* Task prompt: Your answer should be a single number: the count of lines that include "this".

* Provided records:
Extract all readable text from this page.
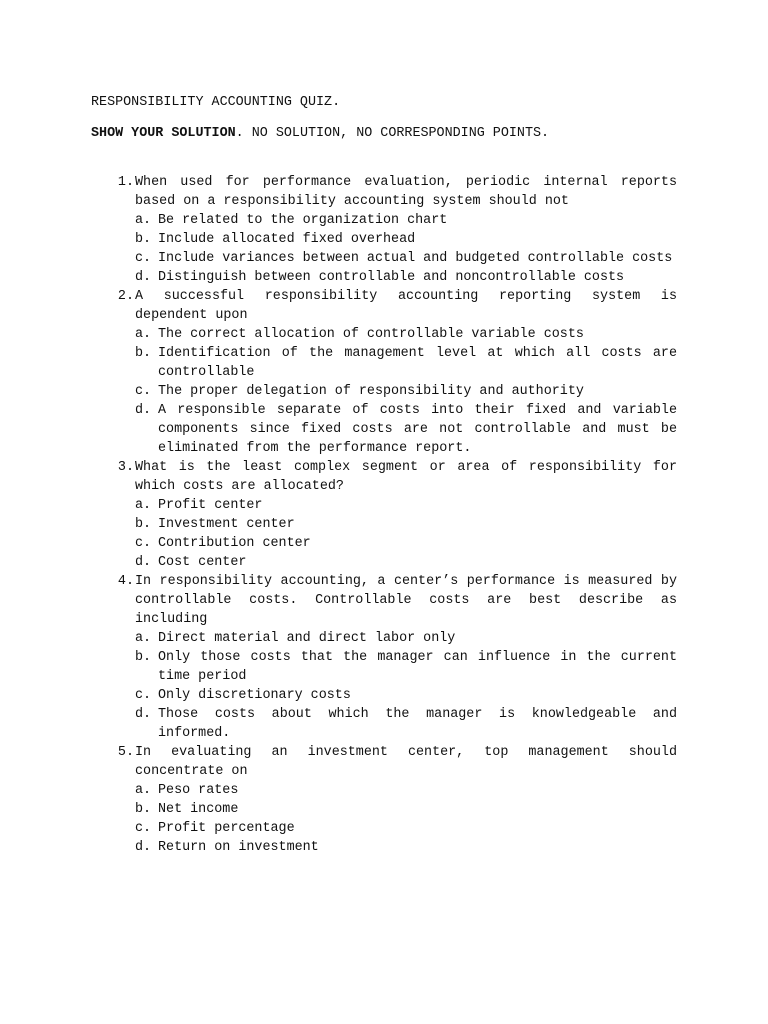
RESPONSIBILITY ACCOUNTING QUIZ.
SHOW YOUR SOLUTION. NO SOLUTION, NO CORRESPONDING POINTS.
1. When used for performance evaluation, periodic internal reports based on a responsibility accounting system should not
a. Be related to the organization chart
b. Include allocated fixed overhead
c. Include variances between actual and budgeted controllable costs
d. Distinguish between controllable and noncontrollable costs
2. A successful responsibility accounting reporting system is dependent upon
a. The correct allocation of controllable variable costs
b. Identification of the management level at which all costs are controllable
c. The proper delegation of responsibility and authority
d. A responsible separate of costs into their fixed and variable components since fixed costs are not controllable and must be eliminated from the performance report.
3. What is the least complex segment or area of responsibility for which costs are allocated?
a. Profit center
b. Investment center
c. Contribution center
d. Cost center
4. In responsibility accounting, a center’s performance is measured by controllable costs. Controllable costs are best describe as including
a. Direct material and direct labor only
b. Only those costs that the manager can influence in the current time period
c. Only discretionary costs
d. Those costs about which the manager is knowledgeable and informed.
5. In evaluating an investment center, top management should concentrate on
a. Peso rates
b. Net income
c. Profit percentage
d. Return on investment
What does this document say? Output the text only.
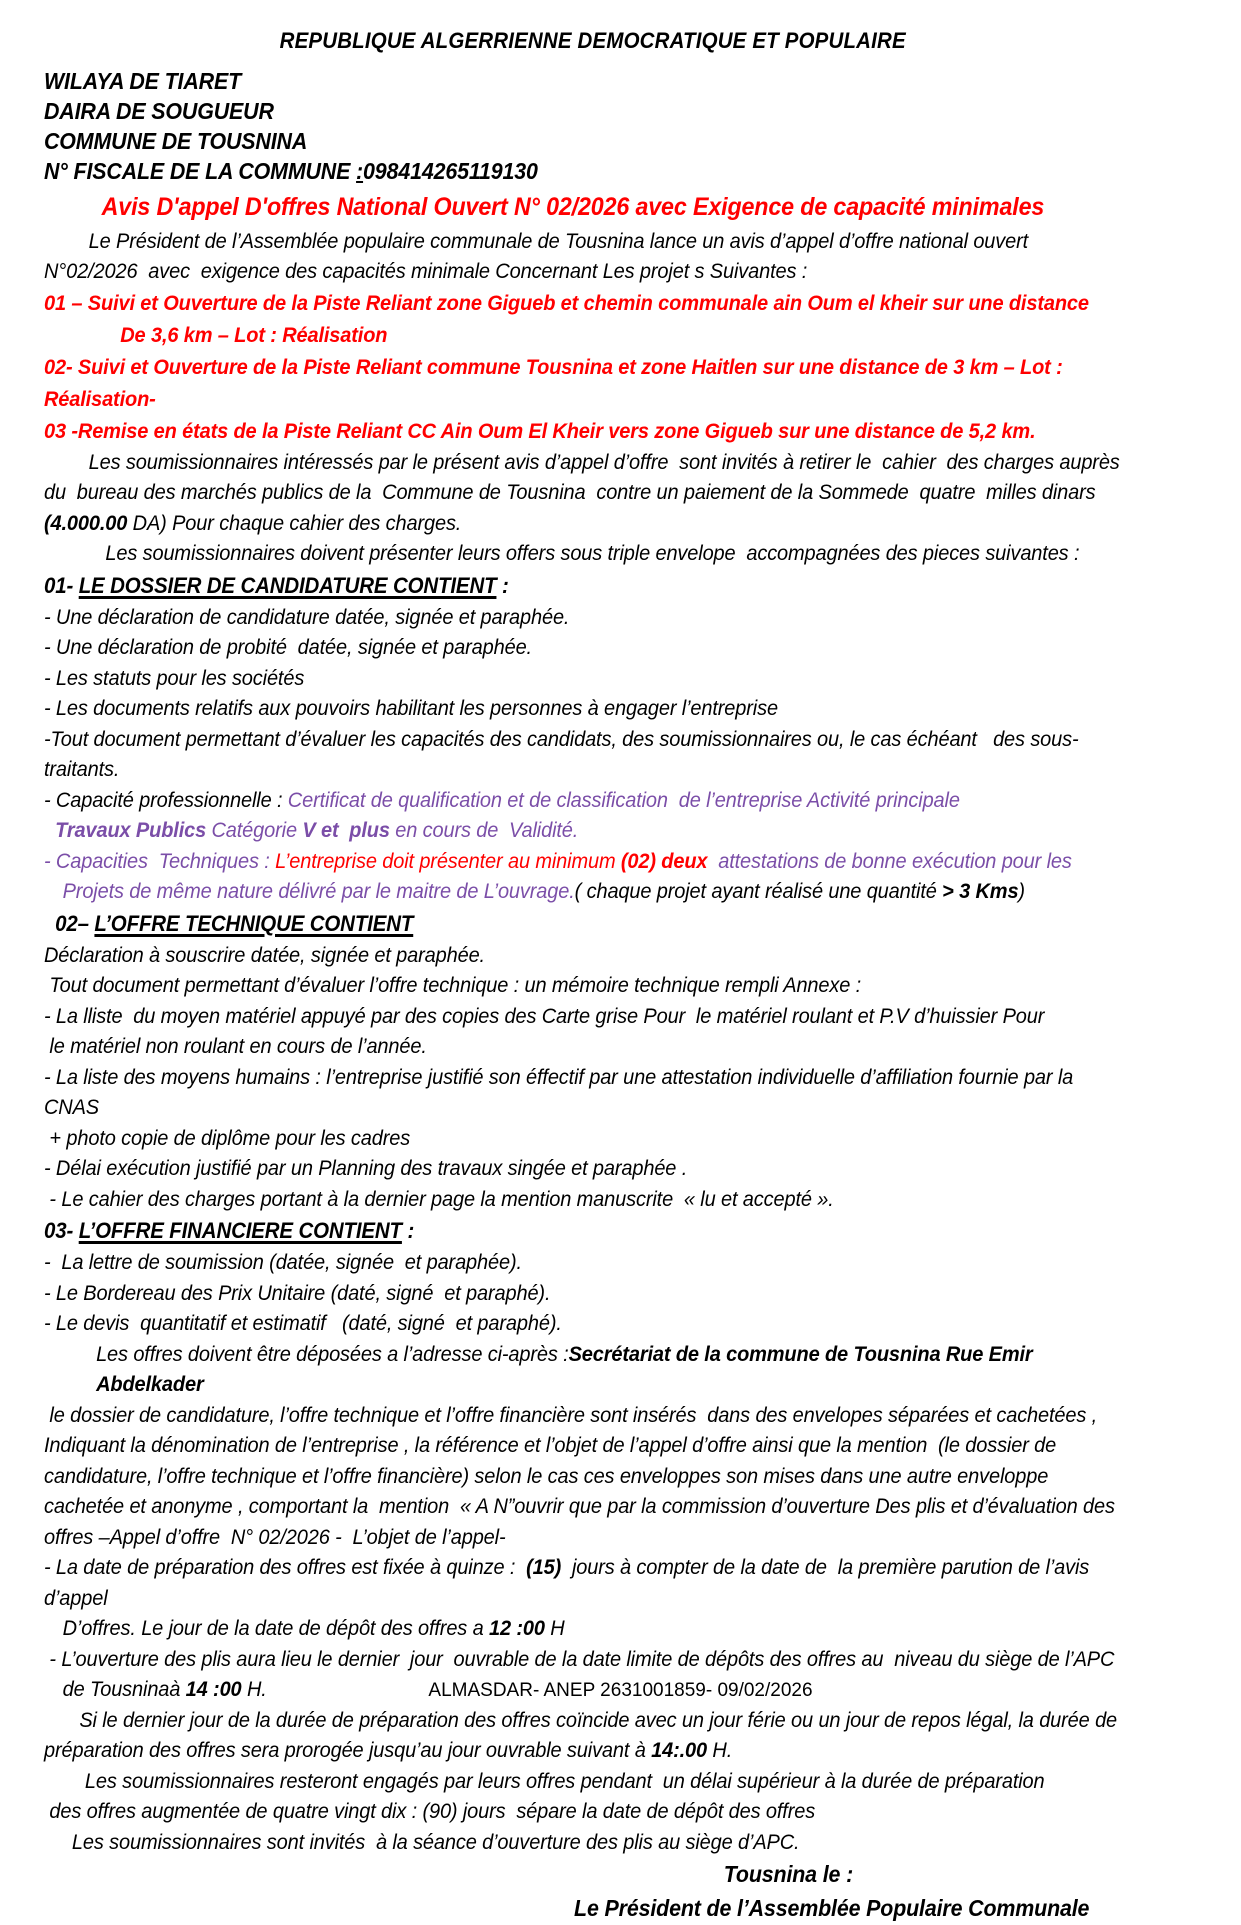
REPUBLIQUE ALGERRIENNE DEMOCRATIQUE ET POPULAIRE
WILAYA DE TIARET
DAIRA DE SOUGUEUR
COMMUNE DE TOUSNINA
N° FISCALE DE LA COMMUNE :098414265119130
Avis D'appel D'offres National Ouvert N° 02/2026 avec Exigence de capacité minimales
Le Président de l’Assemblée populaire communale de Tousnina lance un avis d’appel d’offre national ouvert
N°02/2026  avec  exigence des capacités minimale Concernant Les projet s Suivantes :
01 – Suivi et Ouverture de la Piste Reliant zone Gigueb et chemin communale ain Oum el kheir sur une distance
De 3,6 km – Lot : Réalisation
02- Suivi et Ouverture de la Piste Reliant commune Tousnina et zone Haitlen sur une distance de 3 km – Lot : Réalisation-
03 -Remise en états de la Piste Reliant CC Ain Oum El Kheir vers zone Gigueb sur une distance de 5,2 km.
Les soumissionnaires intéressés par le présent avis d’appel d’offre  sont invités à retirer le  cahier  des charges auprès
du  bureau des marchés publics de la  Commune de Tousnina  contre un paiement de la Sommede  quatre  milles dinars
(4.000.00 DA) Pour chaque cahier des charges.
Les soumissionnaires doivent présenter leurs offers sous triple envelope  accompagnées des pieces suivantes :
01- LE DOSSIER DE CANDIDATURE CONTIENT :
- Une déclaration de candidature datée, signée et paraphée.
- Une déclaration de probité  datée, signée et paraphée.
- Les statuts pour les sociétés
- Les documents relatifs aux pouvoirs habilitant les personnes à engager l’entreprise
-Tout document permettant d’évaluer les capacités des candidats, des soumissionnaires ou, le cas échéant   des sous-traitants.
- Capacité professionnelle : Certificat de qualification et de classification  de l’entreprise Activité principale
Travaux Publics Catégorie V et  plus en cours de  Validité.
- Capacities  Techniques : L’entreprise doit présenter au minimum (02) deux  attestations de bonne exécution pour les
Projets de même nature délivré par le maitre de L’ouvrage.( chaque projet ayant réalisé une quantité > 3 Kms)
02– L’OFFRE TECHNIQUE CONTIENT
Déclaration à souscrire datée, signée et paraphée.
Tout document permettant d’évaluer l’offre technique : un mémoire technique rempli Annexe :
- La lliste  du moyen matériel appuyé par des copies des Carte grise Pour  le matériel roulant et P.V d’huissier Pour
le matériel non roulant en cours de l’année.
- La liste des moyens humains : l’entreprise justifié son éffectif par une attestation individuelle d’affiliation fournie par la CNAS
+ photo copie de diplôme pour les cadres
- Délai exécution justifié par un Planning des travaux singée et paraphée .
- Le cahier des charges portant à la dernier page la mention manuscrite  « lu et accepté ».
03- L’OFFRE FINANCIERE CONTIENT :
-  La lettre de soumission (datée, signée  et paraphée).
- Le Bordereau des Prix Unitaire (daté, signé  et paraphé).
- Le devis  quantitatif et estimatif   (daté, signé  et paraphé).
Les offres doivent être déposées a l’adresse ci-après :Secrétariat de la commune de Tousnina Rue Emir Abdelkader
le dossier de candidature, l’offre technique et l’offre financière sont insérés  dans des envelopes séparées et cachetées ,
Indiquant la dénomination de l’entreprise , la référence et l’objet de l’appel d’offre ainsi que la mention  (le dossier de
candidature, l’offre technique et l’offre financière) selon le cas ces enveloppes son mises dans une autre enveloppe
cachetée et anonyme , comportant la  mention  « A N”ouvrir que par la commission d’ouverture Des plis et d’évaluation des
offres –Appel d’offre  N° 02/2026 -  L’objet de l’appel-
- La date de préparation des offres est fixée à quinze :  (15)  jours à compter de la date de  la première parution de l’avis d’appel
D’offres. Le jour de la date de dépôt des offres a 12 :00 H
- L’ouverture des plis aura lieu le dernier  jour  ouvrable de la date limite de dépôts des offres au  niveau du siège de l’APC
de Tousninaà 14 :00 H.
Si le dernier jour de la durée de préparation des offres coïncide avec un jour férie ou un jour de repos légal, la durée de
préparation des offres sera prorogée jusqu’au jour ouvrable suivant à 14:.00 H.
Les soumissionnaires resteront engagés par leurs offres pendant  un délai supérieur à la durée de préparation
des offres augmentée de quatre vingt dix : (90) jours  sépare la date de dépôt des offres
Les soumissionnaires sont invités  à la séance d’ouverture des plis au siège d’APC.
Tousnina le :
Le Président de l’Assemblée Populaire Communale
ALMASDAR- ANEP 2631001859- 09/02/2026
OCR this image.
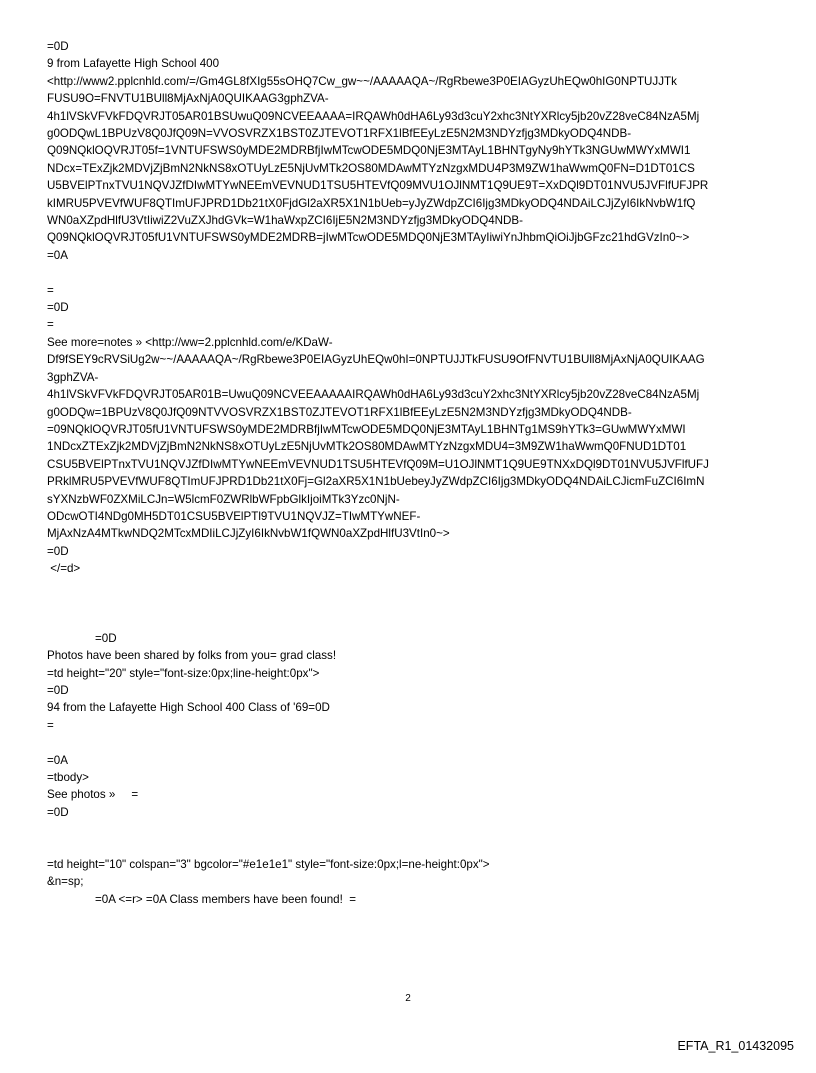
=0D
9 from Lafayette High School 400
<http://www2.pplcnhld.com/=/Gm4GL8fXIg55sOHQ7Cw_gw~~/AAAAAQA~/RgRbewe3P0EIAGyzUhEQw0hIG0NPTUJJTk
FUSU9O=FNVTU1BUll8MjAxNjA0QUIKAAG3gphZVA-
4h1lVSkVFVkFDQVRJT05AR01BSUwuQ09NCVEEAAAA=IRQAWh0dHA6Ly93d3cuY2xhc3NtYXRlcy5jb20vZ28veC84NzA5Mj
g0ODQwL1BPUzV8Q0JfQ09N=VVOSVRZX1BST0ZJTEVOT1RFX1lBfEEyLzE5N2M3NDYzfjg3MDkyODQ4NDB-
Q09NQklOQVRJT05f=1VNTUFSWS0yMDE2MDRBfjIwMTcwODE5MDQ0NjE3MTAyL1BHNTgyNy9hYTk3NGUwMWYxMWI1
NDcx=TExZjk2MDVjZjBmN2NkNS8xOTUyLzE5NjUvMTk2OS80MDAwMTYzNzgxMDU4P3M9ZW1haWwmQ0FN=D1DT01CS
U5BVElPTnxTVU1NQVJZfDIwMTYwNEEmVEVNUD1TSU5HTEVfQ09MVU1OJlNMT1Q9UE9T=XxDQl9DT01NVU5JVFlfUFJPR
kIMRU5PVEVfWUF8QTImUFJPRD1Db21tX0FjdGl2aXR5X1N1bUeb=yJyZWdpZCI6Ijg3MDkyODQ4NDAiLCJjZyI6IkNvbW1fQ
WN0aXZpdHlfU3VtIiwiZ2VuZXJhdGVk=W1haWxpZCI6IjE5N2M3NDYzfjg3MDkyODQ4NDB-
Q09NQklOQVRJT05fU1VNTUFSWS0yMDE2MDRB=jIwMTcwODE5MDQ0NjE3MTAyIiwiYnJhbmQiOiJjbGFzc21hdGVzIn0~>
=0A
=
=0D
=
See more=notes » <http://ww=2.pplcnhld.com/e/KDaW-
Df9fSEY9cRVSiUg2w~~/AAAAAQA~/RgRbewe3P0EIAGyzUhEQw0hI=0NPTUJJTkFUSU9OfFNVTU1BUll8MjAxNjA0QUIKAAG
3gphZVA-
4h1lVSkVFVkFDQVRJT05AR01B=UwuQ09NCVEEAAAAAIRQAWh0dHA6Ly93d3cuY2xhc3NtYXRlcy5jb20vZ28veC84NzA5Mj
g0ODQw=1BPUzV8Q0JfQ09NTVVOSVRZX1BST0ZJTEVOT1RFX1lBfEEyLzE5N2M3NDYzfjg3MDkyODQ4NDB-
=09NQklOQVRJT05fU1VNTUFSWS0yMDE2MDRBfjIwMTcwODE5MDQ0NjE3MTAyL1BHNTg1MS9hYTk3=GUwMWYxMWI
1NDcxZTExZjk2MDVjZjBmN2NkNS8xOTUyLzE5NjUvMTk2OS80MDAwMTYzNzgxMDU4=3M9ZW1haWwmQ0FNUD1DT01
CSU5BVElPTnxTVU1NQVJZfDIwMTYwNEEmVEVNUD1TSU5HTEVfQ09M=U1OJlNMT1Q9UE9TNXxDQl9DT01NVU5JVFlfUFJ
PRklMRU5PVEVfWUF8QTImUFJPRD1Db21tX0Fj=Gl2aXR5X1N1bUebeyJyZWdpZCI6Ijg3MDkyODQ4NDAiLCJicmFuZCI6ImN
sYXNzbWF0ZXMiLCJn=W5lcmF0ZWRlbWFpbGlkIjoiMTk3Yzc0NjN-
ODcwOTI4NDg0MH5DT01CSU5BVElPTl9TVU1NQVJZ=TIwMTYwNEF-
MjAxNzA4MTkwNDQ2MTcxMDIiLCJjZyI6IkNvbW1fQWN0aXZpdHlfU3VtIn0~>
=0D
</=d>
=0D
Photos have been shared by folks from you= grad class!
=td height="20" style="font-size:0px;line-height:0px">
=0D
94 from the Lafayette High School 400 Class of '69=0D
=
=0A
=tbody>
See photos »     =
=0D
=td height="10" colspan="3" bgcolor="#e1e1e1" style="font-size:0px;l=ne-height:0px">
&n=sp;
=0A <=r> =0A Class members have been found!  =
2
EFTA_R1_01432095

* Exercise solution: 3